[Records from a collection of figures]
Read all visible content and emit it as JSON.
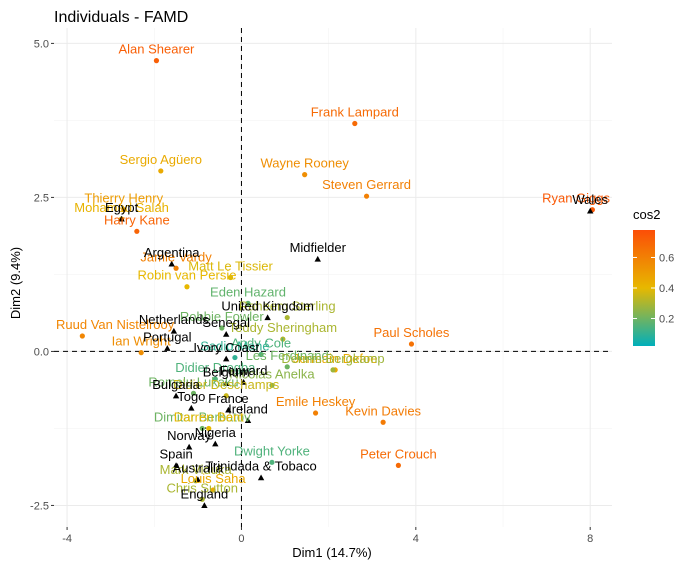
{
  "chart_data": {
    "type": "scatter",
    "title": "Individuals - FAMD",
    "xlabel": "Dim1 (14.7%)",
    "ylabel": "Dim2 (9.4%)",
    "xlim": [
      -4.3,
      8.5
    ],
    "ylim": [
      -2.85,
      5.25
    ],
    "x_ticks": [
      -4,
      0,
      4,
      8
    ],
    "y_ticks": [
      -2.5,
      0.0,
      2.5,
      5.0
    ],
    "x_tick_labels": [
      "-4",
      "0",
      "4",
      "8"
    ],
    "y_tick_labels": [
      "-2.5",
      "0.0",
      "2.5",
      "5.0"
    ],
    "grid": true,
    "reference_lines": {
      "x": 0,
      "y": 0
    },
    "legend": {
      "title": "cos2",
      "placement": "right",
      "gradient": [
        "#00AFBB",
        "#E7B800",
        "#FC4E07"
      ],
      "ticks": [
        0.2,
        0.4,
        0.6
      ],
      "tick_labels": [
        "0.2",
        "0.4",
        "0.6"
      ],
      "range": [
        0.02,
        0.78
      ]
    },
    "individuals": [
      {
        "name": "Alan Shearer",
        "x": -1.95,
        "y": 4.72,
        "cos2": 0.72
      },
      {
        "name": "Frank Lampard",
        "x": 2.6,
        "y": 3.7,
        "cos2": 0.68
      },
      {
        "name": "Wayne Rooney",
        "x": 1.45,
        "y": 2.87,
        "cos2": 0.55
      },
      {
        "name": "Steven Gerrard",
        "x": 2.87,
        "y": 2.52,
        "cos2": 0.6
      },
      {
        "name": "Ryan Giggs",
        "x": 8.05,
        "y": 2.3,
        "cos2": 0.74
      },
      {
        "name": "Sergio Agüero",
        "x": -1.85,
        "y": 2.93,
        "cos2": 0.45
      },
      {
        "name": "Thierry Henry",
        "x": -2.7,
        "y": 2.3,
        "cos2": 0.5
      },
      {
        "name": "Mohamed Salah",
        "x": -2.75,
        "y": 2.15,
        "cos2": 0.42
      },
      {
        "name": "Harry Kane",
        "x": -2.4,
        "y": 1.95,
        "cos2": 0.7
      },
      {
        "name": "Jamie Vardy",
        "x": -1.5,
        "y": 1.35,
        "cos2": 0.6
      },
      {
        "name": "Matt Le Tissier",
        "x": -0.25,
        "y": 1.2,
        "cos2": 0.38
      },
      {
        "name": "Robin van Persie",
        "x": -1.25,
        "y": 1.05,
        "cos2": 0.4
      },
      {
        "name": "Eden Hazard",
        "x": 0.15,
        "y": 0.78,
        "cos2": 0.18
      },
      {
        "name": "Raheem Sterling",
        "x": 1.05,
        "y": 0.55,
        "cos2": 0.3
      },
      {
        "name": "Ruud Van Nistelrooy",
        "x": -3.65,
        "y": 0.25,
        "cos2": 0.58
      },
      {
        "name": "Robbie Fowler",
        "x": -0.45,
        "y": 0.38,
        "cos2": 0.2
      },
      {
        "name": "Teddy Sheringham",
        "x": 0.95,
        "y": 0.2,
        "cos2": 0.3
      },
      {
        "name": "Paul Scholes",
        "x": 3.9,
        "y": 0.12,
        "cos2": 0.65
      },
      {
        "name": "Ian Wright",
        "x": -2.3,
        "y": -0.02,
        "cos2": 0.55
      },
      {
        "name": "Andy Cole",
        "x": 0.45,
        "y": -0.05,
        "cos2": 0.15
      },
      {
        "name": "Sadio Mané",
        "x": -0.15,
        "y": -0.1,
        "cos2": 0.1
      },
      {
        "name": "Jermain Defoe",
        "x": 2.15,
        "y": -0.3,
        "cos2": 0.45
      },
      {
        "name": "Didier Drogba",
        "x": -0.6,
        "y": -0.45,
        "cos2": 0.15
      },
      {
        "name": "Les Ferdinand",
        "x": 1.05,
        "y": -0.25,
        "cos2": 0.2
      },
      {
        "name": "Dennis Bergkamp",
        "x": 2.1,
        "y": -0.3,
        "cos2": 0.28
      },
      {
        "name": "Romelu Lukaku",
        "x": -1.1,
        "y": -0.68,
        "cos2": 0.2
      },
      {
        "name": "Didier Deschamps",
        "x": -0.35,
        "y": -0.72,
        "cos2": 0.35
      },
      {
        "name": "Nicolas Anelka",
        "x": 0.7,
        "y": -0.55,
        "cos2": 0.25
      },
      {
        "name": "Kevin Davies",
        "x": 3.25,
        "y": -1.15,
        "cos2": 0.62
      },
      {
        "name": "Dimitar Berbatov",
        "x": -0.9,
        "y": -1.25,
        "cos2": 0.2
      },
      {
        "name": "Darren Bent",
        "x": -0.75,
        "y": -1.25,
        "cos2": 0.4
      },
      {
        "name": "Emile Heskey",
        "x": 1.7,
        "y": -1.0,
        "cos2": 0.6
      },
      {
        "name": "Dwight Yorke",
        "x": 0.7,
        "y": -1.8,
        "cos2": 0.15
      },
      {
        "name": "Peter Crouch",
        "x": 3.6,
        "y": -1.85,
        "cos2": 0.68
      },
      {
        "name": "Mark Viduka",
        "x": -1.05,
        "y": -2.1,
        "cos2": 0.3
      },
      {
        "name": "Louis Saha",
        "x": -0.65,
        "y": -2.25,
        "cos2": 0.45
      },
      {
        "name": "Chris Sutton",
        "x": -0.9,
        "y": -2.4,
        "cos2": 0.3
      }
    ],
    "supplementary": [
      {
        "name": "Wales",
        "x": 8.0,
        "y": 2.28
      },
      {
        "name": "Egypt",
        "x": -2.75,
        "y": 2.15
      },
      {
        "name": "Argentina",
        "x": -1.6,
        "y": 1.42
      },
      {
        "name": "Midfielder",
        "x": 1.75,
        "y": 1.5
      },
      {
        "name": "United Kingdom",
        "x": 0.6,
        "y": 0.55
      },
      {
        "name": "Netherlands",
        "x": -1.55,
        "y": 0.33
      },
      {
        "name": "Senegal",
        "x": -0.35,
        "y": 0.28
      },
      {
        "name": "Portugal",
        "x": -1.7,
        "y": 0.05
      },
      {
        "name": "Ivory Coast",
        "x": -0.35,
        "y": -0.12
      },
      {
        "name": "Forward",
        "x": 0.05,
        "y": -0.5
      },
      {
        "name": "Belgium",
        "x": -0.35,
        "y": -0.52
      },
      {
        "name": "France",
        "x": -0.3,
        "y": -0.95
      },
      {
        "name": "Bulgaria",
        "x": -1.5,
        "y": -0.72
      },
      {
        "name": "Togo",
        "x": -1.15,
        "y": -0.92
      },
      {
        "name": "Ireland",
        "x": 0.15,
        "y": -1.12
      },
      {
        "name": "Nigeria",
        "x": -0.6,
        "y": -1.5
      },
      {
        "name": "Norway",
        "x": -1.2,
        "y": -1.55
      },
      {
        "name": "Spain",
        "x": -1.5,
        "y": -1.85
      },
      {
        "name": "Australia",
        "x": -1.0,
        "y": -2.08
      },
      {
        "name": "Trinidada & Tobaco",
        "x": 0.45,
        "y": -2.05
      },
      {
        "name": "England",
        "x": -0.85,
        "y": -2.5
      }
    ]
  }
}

_What to produce_
Look through the records and gather each line with the word "Didier".

_Result_
        "name": "Didier Drogba",
        "name": "Didier Deschamps",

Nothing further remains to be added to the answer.